DATA FOR PROCESSING:
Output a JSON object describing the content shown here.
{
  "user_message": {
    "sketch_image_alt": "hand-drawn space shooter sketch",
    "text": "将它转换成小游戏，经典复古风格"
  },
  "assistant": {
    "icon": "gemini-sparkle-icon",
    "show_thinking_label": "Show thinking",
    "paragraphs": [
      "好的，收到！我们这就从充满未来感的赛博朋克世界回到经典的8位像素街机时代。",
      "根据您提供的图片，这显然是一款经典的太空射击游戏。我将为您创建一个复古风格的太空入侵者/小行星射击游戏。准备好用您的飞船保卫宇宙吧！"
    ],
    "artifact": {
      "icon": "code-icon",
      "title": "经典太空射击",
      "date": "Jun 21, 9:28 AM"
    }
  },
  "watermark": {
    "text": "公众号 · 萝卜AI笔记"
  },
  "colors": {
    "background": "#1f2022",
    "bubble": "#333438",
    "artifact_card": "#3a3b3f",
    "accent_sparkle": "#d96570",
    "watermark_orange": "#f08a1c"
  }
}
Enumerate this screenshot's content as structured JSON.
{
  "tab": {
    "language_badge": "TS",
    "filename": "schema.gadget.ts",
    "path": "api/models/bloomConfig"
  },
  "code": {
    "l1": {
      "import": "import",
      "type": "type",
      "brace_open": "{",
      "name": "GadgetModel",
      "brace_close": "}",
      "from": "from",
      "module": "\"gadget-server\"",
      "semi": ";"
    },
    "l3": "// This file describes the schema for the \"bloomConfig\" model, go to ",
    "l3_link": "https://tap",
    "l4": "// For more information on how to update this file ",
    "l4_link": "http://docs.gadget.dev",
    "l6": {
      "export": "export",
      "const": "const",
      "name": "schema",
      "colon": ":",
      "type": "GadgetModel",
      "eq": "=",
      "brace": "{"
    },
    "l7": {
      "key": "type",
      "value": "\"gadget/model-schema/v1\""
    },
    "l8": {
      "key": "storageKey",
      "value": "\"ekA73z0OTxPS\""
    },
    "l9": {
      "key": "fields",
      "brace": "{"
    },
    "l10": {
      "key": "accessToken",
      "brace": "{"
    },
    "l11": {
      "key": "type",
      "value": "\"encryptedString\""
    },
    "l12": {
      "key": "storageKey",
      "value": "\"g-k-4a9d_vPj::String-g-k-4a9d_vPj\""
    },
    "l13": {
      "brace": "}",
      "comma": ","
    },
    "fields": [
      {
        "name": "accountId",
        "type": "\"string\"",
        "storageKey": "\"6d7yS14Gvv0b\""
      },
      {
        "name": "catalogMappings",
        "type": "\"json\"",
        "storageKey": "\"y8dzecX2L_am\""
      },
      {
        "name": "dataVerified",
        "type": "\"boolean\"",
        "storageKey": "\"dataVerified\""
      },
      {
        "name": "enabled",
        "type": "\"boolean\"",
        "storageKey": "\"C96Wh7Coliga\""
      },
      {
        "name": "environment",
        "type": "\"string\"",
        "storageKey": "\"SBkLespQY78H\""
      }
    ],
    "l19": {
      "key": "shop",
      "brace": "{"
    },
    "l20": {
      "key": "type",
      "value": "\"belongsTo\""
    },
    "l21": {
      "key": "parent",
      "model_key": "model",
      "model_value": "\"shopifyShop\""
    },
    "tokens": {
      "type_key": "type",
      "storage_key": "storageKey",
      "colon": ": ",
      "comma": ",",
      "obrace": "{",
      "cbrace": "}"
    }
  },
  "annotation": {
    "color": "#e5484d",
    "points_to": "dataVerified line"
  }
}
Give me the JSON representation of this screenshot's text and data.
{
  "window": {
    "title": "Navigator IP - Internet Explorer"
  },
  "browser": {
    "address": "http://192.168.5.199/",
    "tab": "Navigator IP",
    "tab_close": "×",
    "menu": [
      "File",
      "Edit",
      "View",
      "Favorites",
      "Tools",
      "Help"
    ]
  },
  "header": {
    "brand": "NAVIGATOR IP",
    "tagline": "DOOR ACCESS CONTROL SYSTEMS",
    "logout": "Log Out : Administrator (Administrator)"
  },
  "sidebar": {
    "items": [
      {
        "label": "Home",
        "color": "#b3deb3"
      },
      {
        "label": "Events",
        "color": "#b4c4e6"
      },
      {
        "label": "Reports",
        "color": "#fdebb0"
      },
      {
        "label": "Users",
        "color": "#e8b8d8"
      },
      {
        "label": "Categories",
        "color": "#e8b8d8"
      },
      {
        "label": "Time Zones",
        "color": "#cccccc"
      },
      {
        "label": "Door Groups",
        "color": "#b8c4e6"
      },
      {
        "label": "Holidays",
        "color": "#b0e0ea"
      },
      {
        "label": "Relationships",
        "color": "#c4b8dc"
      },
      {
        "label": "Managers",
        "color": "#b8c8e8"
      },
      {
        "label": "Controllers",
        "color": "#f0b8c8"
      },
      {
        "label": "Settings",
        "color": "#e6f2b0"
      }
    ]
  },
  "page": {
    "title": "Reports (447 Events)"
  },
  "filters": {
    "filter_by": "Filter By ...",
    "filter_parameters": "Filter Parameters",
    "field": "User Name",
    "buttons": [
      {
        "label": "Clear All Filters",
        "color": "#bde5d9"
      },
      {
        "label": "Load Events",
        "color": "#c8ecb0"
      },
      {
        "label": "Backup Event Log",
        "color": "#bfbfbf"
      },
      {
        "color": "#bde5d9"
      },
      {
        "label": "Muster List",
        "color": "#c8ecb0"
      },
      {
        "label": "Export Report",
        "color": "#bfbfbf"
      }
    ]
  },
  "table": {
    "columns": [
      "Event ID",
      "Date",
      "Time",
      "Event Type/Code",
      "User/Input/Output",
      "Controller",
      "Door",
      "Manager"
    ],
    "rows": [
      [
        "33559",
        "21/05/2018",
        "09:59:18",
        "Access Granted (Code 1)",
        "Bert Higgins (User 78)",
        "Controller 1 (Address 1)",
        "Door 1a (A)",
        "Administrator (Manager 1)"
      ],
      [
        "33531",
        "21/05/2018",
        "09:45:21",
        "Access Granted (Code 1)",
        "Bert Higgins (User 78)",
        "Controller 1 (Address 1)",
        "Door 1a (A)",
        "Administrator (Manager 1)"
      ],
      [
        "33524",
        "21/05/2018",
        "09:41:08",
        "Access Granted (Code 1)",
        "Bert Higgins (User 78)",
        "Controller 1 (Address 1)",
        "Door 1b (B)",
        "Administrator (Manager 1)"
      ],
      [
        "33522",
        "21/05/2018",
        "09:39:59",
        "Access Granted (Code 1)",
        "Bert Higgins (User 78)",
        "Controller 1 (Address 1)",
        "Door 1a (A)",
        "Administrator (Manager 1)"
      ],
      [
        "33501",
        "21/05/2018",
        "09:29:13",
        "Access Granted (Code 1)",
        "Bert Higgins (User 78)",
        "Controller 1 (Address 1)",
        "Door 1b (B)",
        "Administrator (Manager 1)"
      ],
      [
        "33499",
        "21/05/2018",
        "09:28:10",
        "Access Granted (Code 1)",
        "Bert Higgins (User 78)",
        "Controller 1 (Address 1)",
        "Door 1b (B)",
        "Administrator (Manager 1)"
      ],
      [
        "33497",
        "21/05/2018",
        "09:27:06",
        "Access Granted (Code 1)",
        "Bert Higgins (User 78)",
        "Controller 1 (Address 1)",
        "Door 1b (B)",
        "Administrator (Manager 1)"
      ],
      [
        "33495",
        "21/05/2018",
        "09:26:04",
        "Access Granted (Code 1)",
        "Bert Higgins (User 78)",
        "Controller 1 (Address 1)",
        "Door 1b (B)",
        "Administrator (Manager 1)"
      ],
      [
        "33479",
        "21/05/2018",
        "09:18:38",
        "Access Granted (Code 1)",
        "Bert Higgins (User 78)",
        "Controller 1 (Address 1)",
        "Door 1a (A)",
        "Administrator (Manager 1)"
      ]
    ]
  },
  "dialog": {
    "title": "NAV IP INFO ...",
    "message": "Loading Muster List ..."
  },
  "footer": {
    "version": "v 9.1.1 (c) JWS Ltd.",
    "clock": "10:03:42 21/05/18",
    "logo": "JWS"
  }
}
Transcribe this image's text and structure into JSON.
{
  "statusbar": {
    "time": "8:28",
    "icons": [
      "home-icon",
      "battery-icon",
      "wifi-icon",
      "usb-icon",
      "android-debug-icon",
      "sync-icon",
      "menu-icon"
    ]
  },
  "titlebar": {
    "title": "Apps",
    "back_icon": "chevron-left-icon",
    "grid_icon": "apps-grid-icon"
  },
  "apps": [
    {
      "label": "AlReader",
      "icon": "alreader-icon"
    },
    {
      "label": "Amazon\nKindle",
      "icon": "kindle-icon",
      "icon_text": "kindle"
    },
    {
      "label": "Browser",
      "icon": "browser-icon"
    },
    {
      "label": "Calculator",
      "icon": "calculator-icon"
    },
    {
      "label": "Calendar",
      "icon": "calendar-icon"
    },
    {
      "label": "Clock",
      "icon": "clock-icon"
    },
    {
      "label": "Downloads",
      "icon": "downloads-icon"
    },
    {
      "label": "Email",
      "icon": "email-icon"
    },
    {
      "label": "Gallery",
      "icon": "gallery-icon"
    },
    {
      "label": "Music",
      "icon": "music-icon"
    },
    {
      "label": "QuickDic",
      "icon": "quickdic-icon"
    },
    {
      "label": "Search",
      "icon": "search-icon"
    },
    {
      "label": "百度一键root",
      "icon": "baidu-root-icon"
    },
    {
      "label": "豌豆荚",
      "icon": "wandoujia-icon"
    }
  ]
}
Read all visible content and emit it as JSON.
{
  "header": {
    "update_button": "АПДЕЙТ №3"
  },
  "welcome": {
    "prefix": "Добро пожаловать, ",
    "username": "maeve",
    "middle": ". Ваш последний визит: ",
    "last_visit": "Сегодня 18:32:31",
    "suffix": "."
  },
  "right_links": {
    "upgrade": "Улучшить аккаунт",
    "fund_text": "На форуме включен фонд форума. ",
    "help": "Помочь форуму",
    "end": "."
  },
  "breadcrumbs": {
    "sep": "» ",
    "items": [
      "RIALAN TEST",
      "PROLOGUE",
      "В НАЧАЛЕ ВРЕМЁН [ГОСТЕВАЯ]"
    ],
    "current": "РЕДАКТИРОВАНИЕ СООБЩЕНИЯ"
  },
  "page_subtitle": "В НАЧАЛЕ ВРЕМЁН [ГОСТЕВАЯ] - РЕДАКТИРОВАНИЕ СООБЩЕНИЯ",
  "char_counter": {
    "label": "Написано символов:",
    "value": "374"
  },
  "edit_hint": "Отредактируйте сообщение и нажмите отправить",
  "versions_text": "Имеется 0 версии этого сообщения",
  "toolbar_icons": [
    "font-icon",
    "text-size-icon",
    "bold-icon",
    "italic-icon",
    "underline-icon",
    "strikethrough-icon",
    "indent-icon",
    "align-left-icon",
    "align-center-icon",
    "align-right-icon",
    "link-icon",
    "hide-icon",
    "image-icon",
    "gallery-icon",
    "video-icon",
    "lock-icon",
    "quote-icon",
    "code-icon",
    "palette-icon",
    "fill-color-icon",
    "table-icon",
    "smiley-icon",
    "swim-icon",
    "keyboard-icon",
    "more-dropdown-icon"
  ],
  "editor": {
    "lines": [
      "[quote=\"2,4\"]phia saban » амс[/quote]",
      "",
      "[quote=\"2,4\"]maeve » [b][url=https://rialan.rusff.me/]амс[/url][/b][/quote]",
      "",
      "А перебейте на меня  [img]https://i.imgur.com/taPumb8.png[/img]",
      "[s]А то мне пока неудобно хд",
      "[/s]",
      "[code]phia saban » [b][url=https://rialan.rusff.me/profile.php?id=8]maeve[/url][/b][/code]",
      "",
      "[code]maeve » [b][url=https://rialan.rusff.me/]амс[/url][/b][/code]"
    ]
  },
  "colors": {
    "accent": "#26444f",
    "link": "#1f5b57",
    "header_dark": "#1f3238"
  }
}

TASK REQUIREMENTS: Show each line of the data that contains the string "bloomConfig".

TASK ANSWER:
    "path": "api/models/bloomConfig"
    "l3": "// This file describes the schema for the \"bloomConfig\" model, go to ",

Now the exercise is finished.